→ WHAT YOU NEED TO DO
Collect every line below that contains the word "Rockwell".
§ §
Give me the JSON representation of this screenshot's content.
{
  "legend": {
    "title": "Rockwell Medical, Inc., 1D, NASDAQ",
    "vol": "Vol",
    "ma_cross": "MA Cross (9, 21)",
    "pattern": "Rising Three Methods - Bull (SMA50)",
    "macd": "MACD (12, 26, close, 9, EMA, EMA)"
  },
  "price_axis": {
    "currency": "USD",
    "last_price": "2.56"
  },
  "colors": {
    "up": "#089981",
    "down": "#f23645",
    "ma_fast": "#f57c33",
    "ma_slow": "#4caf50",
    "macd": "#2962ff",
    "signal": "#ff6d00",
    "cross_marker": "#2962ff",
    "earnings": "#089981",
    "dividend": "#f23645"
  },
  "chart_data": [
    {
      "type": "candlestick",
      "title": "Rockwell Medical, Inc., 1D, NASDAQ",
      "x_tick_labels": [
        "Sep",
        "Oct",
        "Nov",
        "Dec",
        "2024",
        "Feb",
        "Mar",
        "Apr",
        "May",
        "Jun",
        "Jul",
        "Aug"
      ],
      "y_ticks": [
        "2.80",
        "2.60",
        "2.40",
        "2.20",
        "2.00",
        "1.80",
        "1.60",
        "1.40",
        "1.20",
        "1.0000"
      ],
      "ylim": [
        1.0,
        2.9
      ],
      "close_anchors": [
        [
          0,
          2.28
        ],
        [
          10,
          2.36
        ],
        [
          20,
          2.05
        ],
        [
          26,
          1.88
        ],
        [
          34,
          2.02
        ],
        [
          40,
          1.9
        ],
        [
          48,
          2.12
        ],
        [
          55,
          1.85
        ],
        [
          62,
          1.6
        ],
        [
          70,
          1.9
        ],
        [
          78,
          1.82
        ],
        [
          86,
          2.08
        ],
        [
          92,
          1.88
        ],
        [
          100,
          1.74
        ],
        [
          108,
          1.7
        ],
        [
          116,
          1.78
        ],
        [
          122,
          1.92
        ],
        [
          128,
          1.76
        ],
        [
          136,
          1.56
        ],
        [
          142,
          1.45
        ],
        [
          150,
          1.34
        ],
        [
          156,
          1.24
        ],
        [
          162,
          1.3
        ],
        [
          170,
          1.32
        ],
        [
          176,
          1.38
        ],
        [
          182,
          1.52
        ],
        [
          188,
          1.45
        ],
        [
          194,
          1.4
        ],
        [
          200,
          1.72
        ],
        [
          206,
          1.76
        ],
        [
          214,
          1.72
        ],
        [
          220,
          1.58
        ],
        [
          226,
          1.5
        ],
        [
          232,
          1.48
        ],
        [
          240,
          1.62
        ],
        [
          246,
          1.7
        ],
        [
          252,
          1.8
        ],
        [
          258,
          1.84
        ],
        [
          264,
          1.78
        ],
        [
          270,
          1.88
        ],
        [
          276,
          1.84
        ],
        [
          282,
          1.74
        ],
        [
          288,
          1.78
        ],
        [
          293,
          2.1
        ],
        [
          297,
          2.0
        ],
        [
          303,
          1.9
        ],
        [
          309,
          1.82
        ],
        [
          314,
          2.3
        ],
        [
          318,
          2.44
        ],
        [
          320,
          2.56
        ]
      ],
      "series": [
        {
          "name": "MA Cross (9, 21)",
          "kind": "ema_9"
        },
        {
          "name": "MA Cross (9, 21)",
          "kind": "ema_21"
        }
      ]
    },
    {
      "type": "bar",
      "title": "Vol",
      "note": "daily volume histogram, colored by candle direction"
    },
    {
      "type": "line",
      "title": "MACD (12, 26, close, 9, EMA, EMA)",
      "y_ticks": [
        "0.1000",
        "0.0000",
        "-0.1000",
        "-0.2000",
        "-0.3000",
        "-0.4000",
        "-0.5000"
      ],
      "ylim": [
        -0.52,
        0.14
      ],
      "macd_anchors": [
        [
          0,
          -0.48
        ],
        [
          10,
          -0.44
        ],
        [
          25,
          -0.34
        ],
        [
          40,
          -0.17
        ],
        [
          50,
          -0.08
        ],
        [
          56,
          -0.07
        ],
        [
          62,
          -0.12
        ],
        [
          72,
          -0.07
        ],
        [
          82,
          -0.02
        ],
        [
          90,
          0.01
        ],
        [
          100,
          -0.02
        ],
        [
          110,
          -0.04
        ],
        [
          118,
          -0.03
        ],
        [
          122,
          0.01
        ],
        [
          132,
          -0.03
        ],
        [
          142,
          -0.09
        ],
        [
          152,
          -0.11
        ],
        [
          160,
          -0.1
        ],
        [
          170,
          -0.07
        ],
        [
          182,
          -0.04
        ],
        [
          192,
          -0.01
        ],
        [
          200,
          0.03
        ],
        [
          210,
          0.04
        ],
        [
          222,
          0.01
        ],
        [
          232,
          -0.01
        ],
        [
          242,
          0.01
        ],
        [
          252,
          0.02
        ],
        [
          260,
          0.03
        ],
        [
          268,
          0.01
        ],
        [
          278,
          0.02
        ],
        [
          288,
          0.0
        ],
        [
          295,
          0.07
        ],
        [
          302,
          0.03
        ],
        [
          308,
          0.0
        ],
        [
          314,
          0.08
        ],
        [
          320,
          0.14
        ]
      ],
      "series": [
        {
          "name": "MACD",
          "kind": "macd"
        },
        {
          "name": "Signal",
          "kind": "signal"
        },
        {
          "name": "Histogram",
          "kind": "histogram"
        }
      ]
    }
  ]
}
§ §
→ RESULT FOR THIS TASK
    "title": "Rockwell Medical, Inc., 1D, NASDAQ",
      "title": "Rockwell Medical, Inc., 1D, NASDAQ",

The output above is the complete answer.